**DIRECTIONS**. Look through the listing below and work out how many of its lines hold the word "EBITDA". Give only the number.
___
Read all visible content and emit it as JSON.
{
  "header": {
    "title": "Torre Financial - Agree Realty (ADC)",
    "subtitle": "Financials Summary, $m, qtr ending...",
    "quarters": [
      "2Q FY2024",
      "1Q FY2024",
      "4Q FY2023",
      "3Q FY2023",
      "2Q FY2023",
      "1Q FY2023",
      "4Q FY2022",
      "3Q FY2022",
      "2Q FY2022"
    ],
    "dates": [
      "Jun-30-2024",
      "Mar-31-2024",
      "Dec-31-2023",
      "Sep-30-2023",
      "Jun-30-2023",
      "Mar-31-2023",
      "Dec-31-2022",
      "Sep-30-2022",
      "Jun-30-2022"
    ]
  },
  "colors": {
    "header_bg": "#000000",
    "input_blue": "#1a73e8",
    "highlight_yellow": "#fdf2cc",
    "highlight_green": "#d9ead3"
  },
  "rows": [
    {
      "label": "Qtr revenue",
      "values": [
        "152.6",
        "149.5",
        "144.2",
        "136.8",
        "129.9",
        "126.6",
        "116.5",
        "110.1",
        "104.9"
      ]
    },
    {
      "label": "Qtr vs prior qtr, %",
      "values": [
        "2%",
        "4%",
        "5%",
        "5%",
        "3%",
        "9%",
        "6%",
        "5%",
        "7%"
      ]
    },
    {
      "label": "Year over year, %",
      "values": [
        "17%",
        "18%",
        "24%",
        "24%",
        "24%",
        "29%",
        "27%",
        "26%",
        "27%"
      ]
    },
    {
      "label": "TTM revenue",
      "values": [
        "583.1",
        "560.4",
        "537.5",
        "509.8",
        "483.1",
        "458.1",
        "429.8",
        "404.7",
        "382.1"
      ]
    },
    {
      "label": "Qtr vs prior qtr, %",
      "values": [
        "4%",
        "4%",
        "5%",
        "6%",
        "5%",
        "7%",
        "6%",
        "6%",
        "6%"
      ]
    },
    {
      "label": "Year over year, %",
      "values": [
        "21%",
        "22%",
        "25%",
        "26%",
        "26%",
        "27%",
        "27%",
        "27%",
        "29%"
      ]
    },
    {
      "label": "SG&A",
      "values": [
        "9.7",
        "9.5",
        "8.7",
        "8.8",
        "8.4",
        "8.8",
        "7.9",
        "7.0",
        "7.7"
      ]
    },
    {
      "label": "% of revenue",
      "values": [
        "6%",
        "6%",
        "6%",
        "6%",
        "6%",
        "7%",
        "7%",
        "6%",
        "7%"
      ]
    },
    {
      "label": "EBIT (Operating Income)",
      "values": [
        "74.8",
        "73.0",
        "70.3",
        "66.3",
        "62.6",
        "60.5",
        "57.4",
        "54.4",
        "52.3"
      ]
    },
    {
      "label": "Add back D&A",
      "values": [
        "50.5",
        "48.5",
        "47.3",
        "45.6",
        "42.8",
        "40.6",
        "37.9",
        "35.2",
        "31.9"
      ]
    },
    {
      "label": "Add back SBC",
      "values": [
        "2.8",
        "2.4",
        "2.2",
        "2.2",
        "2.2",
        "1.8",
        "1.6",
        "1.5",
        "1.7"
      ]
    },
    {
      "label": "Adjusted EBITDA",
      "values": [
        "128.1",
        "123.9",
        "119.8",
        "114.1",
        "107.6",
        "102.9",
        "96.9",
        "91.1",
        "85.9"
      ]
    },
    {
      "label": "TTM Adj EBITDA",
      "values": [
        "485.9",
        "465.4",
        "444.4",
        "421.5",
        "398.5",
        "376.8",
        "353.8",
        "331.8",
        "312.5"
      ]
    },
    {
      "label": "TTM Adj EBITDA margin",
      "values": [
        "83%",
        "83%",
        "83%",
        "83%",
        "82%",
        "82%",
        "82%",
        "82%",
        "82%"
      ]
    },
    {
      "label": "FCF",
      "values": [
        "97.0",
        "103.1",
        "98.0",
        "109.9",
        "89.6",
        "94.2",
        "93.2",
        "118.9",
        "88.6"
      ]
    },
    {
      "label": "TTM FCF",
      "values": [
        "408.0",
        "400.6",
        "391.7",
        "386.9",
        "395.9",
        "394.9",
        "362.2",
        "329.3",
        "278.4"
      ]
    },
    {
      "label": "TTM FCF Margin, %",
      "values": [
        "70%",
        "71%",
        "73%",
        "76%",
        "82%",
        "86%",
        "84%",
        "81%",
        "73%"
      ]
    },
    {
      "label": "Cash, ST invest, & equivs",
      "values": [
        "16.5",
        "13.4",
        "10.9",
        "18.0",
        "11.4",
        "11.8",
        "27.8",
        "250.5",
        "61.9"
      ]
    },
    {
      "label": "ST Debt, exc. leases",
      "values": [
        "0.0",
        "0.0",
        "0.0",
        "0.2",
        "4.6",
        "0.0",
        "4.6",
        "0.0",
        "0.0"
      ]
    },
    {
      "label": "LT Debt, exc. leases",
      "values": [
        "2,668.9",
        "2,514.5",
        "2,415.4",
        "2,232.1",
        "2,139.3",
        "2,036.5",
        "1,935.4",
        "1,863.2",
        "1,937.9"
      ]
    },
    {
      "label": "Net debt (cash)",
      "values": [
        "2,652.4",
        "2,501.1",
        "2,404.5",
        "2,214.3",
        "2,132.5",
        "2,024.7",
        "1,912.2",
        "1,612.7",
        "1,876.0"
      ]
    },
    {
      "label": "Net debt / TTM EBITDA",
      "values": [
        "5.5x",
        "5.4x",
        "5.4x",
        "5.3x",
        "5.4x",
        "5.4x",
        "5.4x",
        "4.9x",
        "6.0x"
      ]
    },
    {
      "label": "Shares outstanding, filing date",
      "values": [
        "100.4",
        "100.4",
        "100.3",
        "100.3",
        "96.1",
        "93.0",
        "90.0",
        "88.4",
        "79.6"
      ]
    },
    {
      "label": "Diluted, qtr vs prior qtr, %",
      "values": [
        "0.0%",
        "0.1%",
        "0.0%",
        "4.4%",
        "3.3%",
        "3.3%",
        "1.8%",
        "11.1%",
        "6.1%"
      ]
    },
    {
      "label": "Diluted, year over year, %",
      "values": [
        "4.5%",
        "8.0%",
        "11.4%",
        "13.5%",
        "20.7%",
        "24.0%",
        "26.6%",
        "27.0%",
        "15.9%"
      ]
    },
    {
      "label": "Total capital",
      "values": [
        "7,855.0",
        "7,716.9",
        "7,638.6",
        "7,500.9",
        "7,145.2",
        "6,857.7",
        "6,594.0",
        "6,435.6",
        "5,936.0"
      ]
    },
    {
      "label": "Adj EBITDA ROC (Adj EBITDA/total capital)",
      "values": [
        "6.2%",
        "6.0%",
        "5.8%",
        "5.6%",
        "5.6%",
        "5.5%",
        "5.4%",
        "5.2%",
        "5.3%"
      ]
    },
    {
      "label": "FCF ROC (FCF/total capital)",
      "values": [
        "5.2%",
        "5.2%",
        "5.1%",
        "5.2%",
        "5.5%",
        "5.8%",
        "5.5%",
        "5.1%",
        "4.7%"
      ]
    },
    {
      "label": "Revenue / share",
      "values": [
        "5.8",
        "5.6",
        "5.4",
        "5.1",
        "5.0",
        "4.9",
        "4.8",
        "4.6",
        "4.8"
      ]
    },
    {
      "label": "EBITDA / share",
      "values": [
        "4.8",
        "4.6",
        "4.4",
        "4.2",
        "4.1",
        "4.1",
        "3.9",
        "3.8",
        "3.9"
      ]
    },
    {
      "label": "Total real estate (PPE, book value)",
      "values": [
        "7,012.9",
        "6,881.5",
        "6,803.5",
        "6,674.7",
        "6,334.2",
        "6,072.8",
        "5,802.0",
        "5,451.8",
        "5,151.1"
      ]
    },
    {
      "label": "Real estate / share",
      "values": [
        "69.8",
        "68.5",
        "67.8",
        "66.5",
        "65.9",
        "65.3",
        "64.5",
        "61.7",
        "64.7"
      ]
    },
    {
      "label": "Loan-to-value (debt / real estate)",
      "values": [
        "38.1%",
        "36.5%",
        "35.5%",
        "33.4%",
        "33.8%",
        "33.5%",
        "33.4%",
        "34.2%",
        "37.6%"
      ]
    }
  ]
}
___
**SOLUTION TO THIS PROBLEM**. 6